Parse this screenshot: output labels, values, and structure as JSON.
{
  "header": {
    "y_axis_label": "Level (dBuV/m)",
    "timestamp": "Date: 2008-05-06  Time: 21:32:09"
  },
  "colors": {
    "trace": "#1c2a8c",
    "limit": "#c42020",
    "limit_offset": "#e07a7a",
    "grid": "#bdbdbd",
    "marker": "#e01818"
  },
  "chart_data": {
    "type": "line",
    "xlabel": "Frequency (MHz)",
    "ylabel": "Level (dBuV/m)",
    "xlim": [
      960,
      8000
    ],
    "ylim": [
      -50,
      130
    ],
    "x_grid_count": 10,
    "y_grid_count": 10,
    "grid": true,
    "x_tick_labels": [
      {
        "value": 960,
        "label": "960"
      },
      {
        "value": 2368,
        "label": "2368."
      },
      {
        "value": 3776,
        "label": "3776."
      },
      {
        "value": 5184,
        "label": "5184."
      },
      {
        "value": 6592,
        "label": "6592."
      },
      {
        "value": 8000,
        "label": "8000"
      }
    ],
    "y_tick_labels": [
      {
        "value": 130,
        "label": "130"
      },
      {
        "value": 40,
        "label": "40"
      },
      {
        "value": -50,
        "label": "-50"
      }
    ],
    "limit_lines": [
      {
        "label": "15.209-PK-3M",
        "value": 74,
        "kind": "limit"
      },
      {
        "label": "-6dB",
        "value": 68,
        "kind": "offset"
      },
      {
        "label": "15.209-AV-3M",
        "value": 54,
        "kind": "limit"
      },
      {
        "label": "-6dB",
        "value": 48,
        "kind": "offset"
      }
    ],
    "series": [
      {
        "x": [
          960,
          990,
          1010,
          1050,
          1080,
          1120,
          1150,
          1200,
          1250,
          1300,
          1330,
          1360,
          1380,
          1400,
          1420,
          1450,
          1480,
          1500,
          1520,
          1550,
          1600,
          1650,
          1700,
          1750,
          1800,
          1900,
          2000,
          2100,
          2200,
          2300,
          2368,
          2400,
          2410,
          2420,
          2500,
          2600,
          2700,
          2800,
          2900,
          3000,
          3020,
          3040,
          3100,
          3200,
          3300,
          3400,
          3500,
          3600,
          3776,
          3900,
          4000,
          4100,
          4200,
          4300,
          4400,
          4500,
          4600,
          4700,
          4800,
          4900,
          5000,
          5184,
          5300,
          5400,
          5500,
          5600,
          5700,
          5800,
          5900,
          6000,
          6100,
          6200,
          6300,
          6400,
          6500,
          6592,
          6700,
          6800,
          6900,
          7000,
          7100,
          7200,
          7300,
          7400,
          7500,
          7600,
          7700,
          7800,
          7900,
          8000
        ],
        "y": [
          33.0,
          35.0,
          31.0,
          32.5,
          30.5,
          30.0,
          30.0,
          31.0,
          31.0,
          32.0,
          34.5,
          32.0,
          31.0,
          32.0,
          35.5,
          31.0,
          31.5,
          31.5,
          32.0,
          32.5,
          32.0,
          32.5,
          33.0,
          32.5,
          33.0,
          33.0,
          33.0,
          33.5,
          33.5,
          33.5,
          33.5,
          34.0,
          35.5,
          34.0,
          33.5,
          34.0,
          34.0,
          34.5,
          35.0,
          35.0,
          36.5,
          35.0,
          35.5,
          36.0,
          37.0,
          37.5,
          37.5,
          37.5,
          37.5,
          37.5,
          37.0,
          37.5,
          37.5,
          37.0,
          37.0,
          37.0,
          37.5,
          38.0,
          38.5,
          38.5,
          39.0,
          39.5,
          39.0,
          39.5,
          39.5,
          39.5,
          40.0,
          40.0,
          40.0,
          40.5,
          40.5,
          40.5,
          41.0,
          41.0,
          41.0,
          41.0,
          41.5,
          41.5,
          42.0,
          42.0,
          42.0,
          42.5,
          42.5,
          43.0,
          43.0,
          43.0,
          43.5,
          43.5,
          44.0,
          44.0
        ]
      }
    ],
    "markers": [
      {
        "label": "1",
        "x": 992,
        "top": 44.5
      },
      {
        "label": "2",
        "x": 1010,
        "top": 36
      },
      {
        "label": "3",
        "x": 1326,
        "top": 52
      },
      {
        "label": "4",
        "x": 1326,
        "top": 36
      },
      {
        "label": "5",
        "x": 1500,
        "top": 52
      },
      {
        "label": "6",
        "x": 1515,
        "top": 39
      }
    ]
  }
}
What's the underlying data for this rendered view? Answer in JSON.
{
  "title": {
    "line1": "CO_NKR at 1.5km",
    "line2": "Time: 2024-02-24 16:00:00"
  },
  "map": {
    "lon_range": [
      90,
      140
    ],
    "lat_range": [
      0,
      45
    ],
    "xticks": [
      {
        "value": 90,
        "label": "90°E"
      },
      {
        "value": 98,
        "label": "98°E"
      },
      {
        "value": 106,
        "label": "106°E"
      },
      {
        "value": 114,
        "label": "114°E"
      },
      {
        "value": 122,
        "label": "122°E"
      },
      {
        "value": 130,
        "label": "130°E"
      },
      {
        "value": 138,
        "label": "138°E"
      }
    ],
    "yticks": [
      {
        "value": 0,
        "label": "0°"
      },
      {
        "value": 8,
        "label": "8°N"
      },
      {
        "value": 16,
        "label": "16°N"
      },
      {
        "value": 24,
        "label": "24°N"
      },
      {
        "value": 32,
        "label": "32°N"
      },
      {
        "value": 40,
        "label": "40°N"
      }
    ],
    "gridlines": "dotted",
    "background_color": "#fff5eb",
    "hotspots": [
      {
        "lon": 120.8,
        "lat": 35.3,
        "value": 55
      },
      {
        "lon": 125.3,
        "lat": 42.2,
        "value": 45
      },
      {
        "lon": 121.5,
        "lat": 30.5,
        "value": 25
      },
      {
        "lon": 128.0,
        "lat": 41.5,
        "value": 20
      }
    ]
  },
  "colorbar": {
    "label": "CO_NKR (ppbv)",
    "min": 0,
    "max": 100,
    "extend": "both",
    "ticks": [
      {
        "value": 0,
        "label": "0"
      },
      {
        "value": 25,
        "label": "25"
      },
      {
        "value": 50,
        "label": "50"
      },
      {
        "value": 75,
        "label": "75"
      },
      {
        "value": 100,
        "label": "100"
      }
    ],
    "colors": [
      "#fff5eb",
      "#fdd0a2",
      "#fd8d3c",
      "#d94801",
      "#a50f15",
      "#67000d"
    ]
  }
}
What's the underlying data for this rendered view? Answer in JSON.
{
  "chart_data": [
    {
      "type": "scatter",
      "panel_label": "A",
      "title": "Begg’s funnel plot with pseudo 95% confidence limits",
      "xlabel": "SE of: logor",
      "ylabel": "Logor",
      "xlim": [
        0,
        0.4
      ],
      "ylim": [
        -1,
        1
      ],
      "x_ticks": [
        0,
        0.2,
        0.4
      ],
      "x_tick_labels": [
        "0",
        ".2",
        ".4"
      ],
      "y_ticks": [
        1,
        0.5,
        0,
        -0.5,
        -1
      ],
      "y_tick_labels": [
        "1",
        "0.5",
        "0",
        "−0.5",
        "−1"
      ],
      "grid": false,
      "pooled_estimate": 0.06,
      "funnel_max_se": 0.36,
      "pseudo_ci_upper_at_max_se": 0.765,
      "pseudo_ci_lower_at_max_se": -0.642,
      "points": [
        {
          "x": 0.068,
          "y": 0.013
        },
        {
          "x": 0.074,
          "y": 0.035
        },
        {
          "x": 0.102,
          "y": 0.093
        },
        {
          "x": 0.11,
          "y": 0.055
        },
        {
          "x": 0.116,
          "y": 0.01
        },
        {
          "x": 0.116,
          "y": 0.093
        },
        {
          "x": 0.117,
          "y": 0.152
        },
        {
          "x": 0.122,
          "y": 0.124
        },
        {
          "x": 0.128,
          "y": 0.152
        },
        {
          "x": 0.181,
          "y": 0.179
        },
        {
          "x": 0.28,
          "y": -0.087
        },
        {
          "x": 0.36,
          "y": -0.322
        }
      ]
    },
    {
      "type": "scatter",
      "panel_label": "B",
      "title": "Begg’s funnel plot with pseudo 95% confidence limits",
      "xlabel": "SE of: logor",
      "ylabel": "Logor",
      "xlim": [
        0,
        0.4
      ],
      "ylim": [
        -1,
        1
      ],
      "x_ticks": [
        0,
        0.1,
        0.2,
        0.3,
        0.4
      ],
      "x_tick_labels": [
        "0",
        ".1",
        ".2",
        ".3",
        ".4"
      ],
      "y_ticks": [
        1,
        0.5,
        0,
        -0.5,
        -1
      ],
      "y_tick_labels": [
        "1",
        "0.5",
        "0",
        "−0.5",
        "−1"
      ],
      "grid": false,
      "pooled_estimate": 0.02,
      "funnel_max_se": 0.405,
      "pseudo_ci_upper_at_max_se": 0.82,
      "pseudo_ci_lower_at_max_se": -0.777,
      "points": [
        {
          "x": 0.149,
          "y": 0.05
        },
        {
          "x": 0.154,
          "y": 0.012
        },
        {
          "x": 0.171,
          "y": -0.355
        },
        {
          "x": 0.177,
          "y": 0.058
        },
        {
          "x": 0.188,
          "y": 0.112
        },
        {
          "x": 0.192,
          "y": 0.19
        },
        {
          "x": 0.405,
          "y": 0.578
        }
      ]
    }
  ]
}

—————

TASK. Pull out all lines containing the word "Time" from the entries above.

ANSWER TO THE TASK.
    "timestamp": "Date: 2008-05-06  Time: 21:32:09"
    "line2": "Time: 2024-02-24 16:00:00"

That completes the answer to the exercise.